EXTRACTED DATA>

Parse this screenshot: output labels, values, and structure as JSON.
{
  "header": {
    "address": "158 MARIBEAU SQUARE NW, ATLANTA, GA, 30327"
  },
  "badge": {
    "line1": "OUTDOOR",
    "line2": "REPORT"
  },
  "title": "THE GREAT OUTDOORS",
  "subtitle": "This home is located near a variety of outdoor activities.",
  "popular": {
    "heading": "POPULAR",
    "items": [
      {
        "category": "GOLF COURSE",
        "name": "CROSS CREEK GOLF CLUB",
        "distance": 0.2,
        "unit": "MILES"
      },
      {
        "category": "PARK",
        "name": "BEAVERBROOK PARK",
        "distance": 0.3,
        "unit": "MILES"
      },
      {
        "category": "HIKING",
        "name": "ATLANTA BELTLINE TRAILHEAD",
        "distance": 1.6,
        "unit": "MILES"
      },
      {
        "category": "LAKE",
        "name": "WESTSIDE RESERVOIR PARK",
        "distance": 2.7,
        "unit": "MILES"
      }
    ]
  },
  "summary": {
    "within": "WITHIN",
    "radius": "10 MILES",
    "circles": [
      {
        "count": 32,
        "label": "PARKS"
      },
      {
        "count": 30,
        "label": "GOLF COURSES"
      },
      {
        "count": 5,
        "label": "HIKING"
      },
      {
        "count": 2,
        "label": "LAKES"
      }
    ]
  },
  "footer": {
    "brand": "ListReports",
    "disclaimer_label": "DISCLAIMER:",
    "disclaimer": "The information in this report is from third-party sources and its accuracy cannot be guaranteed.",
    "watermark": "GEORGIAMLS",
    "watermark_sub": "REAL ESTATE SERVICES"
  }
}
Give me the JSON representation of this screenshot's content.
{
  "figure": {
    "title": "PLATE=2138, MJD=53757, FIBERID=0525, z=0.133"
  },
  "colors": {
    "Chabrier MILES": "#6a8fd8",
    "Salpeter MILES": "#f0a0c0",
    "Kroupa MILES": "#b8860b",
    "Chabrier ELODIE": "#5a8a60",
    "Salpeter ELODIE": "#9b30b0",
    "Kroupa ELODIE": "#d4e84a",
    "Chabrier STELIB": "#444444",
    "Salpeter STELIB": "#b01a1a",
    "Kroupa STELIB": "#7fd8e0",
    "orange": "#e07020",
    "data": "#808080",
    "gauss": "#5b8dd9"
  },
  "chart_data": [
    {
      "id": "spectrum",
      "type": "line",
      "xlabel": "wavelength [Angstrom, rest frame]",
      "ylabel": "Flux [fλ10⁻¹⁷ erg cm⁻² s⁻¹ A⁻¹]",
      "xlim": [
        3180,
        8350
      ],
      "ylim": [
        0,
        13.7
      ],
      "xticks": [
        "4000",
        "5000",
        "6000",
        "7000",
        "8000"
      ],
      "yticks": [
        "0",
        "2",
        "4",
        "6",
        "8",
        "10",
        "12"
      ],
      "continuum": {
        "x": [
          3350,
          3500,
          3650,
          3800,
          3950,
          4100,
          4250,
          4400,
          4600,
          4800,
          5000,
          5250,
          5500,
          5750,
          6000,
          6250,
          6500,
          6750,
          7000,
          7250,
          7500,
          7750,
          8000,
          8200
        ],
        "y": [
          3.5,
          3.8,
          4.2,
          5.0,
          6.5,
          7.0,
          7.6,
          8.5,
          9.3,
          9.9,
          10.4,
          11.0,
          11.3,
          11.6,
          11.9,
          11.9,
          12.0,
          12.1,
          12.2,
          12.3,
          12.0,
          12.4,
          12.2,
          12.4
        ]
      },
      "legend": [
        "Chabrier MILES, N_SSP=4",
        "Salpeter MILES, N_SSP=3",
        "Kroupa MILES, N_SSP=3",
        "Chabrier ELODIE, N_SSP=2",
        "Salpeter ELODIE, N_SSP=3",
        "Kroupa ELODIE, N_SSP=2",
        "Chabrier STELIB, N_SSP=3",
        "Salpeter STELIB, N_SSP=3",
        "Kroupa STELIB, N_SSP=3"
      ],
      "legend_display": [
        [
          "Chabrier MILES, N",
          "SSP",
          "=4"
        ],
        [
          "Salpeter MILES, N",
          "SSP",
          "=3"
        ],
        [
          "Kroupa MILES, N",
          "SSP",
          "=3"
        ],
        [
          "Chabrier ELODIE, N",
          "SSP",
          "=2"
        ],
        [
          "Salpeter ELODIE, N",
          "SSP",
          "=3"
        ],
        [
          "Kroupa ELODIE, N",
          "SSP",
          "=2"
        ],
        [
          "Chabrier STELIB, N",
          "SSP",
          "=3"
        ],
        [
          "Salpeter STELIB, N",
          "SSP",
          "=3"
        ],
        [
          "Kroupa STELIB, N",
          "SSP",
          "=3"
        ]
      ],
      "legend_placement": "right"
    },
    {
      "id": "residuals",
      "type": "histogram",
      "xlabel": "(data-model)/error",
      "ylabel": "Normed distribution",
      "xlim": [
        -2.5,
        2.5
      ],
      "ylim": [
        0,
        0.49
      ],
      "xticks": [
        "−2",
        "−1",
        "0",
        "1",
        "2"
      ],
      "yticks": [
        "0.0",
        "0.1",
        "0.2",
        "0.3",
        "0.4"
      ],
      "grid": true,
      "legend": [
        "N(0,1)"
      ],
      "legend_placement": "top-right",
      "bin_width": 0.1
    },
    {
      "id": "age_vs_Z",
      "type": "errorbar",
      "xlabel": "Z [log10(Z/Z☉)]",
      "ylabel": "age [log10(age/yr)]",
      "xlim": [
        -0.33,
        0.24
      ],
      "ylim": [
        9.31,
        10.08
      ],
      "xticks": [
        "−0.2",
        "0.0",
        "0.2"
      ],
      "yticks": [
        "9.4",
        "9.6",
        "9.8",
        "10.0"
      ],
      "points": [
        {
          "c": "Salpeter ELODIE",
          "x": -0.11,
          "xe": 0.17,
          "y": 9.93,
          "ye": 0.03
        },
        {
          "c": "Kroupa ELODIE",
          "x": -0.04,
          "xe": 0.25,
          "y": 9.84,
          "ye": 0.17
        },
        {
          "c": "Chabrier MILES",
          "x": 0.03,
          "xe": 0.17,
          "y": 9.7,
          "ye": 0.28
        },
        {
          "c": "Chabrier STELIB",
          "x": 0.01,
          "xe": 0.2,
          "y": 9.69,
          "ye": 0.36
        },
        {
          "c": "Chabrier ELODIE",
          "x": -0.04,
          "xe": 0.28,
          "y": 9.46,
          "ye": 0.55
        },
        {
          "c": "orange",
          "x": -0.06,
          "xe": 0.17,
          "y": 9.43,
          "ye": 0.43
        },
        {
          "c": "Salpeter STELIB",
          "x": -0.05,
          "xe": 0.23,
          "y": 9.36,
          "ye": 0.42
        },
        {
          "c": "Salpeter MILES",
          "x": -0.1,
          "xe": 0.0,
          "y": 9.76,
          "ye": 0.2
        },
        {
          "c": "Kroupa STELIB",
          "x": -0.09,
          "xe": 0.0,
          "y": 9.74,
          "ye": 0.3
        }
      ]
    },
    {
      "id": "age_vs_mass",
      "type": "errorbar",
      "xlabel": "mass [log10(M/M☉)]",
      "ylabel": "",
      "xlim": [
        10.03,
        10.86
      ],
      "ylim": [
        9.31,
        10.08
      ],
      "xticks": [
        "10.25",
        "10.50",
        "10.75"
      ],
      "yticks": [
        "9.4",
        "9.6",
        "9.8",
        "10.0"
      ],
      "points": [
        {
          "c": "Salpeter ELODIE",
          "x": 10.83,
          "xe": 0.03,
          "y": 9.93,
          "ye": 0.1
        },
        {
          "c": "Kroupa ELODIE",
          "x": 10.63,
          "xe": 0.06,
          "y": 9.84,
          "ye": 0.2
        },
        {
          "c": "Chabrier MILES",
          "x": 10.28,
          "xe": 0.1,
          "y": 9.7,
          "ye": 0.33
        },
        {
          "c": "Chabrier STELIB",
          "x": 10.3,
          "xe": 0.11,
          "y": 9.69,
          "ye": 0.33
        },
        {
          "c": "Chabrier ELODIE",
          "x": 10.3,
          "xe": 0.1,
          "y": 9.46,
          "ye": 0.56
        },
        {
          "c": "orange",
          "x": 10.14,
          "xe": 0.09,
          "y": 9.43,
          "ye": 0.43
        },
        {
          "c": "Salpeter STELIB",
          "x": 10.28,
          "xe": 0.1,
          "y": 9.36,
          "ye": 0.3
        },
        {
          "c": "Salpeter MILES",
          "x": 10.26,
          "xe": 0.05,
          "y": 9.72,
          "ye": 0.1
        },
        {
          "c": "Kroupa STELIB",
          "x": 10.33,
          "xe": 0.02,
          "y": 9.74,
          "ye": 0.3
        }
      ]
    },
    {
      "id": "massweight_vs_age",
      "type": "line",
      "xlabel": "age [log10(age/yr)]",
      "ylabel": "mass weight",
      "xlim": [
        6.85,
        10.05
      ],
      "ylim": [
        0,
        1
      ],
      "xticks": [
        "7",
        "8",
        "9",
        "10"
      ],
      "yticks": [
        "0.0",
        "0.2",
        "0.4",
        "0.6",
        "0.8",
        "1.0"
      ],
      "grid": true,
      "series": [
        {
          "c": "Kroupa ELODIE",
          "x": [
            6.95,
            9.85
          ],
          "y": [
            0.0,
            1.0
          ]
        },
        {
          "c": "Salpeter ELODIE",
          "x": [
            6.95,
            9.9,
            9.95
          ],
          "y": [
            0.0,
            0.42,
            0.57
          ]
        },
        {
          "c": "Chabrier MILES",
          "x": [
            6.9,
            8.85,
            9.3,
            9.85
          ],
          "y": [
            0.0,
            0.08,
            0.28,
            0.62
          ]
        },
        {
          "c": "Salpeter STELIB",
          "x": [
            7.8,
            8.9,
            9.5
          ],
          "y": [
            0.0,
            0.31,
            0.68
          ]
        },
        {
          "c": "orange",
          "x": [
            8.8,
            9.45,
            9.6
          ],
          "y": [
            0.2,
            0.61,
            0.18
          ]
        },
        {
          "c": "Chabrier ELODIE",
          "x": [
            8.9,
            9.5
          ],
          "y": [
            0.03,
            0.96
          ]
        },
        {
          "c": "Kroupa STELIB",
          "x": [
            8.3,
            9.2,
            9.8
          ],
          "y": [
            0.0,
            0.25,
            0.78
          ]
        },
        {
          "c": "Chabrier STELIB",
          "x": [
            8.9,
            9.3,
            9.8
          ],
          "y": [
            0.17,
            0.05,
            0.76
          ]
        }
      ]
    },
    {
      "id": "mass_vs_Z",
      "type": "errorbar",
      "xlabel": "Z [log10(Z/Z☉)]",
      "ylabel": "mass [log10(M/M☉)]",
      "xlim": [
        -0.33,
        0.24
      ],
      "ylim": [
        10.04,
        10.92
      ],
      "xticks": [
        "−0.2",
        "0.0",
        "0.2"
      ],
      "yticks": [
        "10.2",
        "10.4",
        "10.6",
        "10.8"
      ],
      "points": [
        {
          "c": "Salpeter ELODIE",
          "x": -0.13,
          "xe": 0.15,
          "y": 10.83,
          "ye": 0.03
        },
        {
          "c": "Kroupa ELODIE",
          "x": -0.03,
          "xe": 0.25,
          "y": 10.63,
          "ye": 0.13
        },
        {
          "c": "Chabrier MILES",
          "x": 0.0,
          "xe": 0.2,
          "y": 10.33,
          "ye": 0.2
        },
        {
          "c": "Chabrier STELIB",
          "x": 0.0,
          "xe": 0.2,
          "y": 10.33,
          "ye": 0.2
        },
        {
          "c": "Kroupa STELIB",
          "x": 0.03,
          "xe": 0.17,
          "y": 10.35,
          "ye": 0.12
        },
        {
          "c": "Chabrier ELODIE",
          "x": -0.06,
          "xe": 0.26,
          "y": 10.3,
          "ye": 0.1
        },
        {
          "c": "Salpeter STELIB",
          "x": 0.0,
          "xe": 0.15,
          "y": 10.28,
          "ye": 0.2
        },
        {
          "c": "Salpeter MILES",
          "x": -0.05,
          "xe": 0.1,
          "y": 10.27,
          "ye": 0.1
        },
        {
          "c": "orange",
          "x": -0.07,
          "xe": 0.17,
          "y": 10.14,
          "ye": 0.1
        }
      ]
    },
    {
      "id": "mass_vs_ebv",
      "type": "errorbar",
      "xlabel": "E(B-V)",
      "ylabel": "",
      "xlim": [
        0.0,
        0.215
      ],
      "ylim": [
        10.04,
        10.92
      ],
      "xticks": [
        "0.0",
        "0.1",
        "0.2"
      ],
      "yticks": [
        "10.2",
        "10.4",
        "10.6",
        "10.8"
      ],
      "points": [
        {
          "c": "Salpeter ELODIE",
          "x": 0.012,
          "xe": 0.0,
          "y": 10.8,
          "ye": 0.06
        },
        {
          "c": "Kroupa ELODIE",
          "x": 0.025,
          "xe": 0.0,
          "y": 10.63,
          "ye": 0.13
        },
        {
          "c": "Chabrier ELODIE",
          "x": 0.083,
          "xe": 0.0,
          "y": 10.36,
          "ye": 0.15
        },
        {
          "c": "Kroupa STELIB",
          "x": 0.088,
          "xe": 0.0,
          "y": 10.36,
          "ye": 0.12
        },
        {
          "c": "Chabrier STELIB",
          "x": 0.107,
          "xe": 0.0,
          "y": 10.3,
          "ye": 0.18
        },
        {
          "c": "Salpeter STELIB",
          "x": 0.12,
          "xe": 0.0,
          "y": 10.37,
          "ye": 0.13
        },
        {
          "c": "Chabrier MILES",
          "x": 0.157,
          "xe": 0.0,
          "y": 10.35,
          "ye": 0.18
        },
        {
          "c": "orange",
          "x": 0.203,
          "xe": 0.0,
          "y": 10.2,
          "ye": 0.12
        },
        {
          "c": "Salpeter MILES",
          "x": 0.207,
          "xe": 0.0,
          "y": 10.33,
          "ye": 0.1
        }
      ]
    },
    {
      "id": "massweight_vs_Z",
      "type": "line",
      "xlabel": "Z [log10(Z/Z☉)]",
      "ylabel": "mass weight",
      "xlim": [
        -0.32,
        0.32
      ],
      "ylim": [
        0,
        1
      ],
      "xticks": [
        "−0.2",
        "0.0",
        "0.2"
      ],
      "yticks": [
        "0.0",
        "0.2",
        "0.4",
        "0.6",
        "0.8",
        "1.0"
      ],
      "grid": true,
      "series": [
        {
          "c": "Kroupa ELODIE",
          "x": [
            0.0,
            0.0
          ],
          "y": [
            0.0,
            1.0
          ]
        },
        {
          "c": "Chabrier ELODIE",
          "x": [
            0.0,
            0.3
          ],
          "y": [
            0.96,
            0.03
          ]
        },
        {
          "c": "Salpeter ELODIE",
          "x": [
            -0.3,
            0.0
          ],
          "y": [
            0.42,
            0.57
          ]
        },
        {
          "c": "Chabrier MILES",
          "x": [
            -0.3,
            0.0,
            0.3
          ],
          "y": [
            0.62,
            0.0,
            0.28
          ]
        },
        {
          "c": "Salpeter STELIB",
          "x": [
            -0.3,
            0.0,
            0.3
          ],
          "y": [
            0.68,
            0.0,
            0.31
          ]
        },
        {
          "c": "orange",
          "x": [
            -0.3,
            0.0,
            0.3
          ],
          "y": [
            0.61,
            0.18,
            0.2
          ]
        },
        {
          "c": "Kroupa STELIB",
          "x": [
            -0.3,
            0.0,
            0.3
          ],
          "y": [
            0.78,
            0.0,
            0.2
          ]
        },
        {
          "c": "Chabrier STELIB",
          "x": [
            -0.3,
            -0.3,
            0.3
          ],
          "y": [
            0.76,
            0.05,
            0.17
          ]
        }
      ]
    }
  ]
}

EXERCISE INSTRUCTIONS> Return from the data every line that holds "JSON".

ANSWER TO THIS EXERCISE>
Parse this screenshot: output labels, values, and structure as JSON.
Give me the JSON representation of this screenshot's content.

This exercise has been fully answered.